%%
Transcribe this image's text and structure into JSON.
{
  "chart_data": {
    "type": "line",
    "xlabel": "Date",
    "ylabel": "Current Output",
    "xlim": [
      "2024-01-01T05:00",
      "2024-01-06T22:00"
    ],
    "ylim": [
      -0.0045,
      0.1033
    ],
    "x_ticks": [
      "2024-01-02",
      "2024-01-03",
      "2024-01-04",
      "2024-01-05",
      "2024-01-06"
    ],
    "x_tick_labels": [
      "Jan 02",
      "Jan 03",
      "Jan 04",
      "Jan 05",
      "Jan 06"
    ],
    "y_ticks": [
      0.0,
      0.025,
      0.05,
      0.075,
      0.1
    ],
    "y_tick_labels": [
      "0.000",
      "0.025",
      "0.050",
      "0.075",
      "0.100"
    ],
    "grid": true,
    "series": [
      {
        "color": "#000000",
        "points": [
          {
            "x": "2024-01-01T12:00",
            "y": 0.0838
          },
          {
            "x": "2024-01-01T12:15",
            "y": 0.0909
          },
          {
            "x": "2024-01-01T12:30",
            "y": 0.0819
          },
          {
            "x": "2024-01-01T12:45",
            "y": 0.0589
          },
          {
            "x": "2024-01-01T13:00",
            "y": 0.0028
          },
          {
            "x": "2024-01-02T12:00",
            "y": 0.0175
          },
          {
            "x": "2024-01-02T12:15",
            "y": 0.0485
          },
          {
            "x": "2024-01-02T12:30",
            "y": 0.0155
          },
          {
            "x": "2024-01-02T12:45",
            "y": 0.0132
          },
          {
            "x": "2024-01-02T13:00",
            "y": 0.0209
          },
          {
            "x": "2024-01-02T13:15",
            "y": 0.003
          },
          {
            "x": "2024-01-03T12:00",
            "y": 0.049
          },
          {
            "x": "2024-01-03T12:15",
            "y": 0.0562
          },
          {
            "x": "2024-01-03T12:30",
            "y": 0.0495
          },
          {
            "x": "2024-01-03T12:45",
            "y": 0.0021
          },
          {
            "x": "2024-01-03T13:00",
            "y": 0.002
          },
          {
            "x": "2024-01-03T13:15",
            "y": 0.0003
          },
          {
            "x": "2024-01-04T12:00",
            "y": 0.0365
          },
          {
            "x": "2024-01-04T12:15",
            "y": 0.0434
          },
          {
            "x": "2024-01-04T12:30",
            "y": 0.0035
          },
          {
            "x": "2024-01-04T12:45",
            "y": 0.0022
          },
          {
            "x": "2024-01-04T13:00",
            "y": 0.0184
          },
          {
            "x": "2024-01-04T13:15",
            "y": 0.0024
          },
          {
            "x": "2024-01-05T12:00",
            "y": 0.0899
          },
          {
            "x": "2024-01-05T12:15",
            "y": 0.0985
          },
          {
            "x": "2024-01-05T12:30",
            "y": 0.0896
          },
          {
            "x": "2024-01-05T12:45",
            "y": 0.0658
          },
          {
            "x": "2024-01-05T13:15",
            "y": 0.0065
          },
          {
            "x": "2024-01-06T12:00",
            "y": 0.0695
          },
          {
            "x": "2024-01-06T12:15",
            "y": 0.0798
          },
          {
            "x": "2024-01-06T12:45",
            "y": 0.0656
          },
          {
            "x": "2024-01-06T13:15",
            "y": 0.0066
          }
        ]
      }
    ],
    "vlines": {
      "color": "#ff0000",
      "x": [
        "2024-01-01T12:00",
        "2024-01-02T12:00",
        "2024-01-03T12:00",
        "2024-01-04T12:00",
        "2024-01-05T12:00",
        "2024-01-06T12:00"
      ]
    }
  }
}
%%
_SET PROBLEM_.
Make an exact copy of the material above.

_TASK ANSWER_.
Transcribe this image's text and structure into JSON.
{
  "chart_data": {
    "type": "line",
    "xlabel": "Date",
    "ylabel": "Current Output",
    "xlim": [
      "2024-01-01T05:00",
      "2024-01-06T22:00"
    ],
    "ylim": [
      -0.0045,
      0.1033
    ],
    "x_ticks": [
      "2024-01-02",
      "2024-01-03",
      "2024-01-04",
      "2024-01-05",
      "2024-01-06"
    ],
    "x_tick_labels": [
      "Jan 02",
      "Jan 03",
      "Jan 04",
      "Jan 05",
      "Jan 06"
    ],
    "y_ticks": [
      0.0,
      0.025,
      0.05,
      0.075,
      0.1
    ],
    "y_tick_labels": [
      "0.000",
      "0.025",
      "0.050",
      "0.075",
      "0.100"
    ],
    "grid": true,
    "series": [
      {
        "color": "#000000",
        "points": [
          {
            "x": "2024-01-01T12:00",
            "y": 0.0838
          },
          {
            "x": "2024-01-01T12:15",
            "y": 0.0909
          },
          {
            "x": "2024-01-01T12:30",
            "y": 0.0819
          },
          {
            "x": "2024-01-01T12:45",
            "y": 0.0589
          },
          {
            "x": "2024-01-01T13:00",
            "y": 0.0028
          },
          {
            "x": "2024-01-02T12:00",
            "y": 0.0175
          },
          {
            "x": "2024-01-02T12:15",
            "y": 0.0485
          },
          {
            "x": "2024-01-02T12:30",
            "y": 0.0155
          },
          {
            "x": "2024-01-02T12:45",
            "y": 0.0132
          },
          {
            "x": "2024-01-02T13:00",
            "y": 0.0209
          },
          {
            "x": "2024-01-02T13:15",
            "y": 0.003
          },
          {
            "x": "2024-01-03T12:00",
            "y": 0.049
          },
          {
            "x": "2024-01-03T12:15",
            "y": 0.0562
          },
          {
            "x": "2024-01-03T12:30",
            "y": 0.0495
          },
          {
            "x": "2024-01-03T12:45",
            "y": 0.0021
          },
          {
            "x": "2024-01-03T13:00",
            "y": 0.002
          },
          {
            "x": "2024-01-03T13:15",
            "y": 0.0003
          },
          {
            "x": "2024-01-04T12:00",
            "y": 0.0365
          },
          {
            "x": "2024-01-04T12:15",
            "y": 0.0434
          },
          {
            "x": "2024-01-04T12:30",
            "y": 0.0035
          },
          {
            "x": "2024-01-04T12:45",
            "y": 0.0022
          },
          {
            "x": "2024-01-04T13:00",
            "y": 0.0184
          },
          {
            "x": "2024-01-04T13:15",
            "y": 0.0024
          },
          {
            "x": "2024-01-05T12:00",
            "y": 0.0899
          },
          {
            "x": "2024-01-05T12:15",
            "y": 0.0985
          },
          {
            "x": "2024-01-05T12:30",
            "y": 0.0896
          },
          {
            "x": "2024-01-05T12:45",
            "y": 0.0658
          },
          {
            "x": "2024-01-05T13:15",
            "y": 0.0065
          },
          {
            "x": "2024-01-06T12:00",
            "y": 0.0695
          },
          {
            "x": "2024-01-06T12:15",
            "y": 0.0798
          },
          {
            "x": "2024-01-06T12:45",
            "y": 0.0656
          },
          {
            "x": "2024-01-06T13:15",
            "y": 0.0066
          }
        ]
      }
    ],
    "vlines": {
      "color": "#ff0000",
      "x": [
        "2024-01-01T12:00",
        "2024-01-02T12:00",
        "2024-01-03T12:00",
        "2024-01-04T12:00",
        "2024-01-05T12:00",
        "2024-01-06T12:00"
      ]
    }
  }
}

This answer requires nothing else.